- **To do**
Filter the entries and keep only the lines where the string "период" appears.

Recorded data
┄┄┄┄┄┄┄┄┄┄┄┄┄┄┄┄┄┄┄┄
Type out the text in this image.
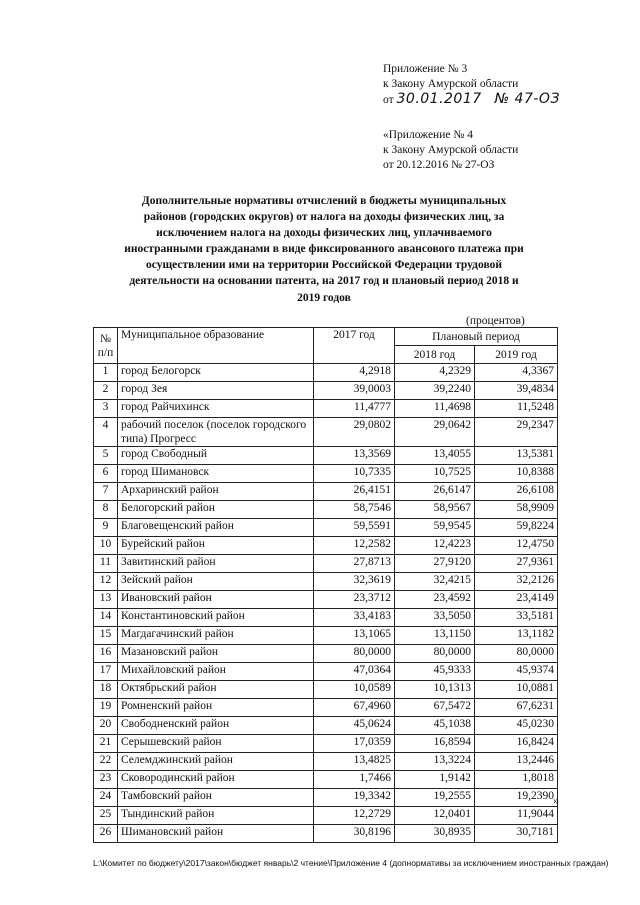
Приложение № 3
к Закону Амурской области
от 30.01.2017 № 47-ОЗ
«Приложение № 4
к Закону Амурской области
от 20.12.2016 № 27-ОЗ
Дополнительные нормативы отчислений в бюджеты муниципальных районов (городских округов) от налога на доходы физических лиц, за исключением налога на доходы физических лиц, уплачиваемого иностранными гражданами в виде фиксированного авансового платежа при осуществлении ими на территории Российской Федерации трудовой деятельности на основании патента, на 2017 год и плановый период 2018 и 2019 годов
(процентов)
№ п/п	Муниципальное образование	2017 год	Плановый период	
			2018 год	2019 год
1	город Белогорск	4,2918	4,2329	4,3367
2	город Зея	39,0003	39,2240	39,4834
3	город Райчихинск	11,4777	11,4698	11,5248
4	рабочий поселок (поселок городского типа) Прогресс	29,0802	29,0642	29,2347
5	город Свободный	13,3569	13,4055	13,5381
6	город Шимановск	10,7335	10,7525	10,8388
7	Архаринский район	26,4151	26,6147	26,6108
8	Белогорский район	58,7546	58,9567	58,9909
9	Благовещенский район	59,5591	59,9545	59,8224
10	Бурейский район	12,2582	12,4223	12,4750
11	Завитинский район	27,8713	27,9120	27,9361
12	Зейский район	32,3619	32,4215	32,2126
13	Ивановский район	23,3712	23,4592	23,4149
14	Константиновский район	33,4183	33,5050	33,5181
15	Магдагачинский район	13,1065	13,1150	13,1182
16	Мазановский район	80,0000	80,0000	80,0000
17	Михайловский район	47,0364	45,9333	45,9374
18	Октябрьский район	10,0589	10,1313	10,0881
19	Ромненский район	67,4960	67,5472	67,6231
20	Свободненский район	45,0624	45,1038	45,0230
21	Серышевский район	17,0359	16,8594	16,8424
22	Селемджинский район	13,4825	13,3224	13,2446
23	Сковородинский район	1,7466	1,9142	1,8018
24	Тамбовский район	19,3342	19,2555	19,2390
25	Тындинский район	12,2729	12,0401	11,9044
26	Шимановский район	30,8196	30,8935	30,7181
»
L:\Комитет по бюджету\2017\закон\бюджет январь\2 чтение\Приложение 4 (допнормативы за исключением иностранных граждан)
┄┄┄┄┄┄┄┄┄┄┄┄┄┄┄┄┄┄┄┄
- **Response to the task**
Дополнительные нормативы отчислений в бюджеты муниципальных районов (городских округов) от налога на доходы физических лиц, за исключением налога на доходы физических лиц, уплачиваемого иностранными гражданами в виде фиксированного авансового платежа при осуществлении ими на территории Российской Федерации трудовой деятельности на основании патента, на 2017 год и плановый период 2018 и 2019 годов
№ п/п	Муниципальное образование	2017 год	Плановый период	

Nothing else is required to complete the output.